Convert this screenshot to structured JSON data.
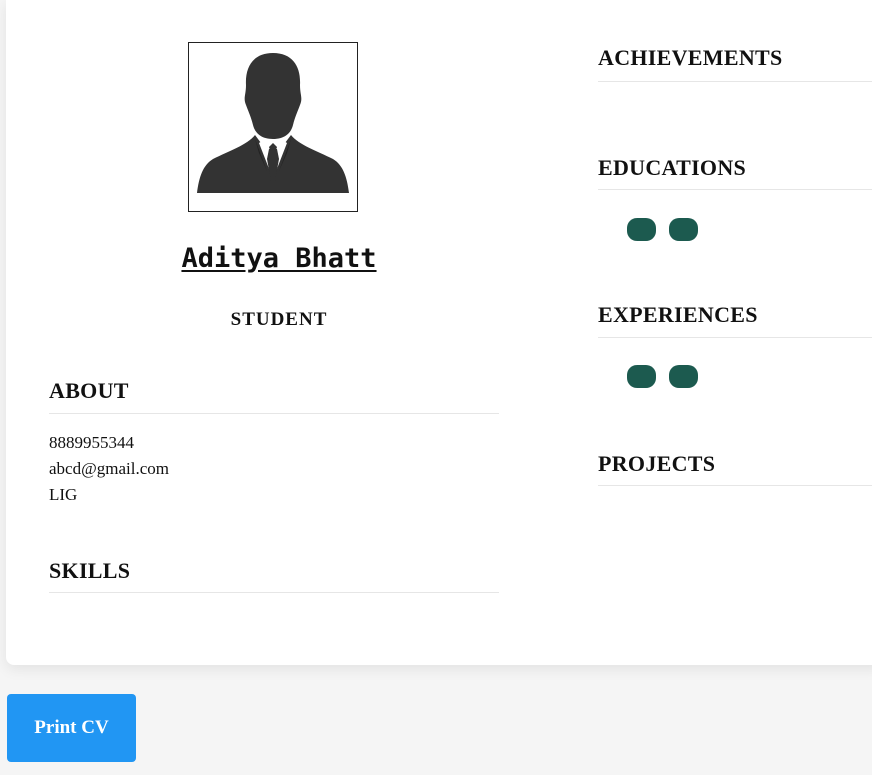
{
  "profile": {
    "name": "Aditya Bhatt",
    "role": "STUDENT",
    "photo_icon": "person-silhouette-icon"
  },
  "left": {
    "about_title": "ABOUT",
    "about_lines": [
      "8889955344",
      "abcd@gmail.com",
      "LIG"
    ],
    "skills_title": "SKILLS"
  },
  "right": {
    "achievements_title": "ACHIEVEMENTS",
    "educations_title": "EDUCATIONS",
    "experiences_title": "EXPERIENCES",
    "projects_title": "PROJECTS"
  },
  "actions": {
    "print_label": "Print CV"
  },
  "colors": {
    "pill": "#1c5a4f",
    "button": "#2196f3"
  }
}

--

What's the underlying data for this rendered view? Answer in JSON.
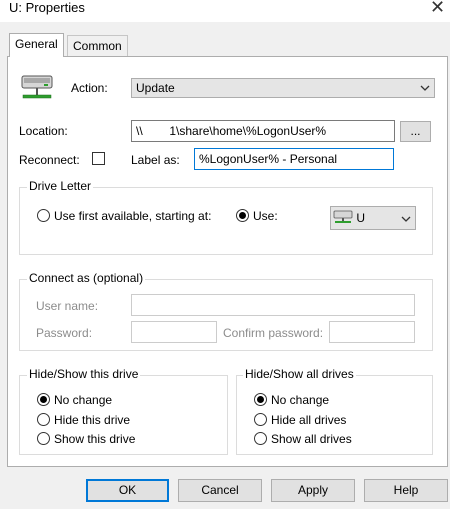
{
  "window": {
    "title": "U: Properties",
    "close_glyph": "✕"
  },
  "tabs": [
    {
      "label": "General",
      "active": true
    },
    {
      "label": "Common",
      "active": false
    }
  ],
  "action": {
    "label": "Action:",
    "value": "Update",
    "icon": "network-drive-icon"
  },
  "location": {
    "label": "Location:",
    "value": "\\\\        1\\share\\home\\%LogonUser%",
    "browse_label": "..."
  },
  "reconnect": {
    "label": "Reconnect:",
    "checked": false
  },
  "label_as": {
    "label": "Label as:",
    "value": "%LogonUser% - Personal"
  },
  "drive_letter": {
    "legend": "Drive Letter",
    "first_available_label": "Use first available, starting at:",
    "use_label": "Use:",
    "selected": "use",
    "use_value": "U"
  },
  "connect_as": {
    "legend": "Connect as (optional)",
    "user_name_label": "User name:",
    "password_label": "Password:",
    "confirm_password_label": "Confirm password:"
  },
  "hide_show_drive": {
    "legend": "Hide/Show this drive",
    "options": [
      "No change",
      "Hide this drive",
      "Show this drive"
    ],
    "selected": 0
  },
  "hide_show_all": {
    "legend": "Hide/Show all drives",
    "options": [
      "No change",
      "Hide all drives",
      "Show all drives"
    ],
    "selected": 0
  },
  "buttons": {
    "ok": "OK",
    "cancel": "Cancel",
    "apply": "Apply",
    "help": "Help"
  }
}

==

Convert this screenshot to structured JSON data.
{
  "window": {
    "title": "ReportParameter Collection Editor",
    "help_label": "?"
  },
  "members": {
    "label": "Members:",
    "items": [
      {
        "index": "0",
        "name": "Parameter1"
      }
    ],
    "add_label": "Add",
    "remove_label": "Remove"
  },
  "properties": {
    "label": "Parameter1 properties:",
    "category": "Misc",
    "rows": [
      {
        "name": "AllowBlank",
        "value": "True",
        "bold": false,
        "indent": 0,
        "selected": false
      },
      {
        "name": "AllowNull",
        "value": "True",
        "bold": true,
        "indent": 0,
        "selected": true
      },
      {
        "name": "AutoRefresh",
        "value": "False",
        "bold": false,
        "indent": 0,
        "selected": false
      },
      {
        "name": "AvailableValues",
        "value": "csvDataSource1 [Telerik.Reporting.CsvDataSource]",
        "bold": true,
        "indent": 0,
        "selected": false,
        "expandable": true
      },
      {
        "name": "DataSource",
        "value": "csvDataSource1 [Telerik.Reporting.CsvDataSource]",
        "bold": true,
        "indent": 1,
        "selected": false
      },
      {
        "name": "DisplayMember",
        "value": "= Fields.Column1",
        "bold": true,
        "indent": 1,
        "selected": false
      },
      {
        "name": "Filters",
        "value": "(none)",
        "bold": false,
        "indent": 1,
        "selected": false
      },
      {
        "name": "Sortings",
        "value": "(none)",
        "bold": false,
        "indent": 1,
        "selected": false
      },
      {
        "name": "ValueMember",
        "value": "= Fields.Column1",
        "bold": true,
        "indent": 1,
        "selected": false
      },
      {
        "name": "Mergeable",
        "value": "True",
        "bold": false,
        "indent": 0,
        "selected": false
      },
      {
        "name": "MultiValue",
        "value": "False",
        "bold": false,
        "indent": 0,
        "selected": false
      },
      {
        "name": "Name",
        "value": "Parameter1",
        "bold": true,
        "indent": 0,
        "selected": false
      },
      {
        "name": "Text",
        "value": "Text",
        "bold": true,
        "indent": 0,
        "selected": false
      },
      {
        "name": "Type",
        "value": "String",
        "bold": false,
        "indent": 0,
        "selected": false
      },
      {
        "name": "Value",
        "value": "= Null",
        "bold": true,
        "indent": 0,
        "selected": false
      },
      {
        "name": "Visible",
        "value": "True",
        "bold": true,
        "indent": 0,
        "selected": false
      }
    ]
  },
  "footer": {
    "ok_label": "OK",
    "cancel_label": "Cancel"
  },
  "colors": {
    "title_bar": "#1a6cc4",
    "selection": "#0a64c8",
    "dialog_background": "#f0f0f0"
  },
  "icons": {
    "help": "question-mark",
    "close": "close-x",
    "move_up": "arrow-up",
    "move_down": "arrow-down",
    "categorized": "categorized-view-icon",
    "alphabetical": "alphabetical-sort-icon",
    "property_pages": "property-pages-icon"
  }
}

◆ Task objective ◆
Copy each line that holds the word "view".

◆ Written response ◆
What's the underlying data for this rendered view? Answer in JSON.
    "categorized": "categorized-view-icon",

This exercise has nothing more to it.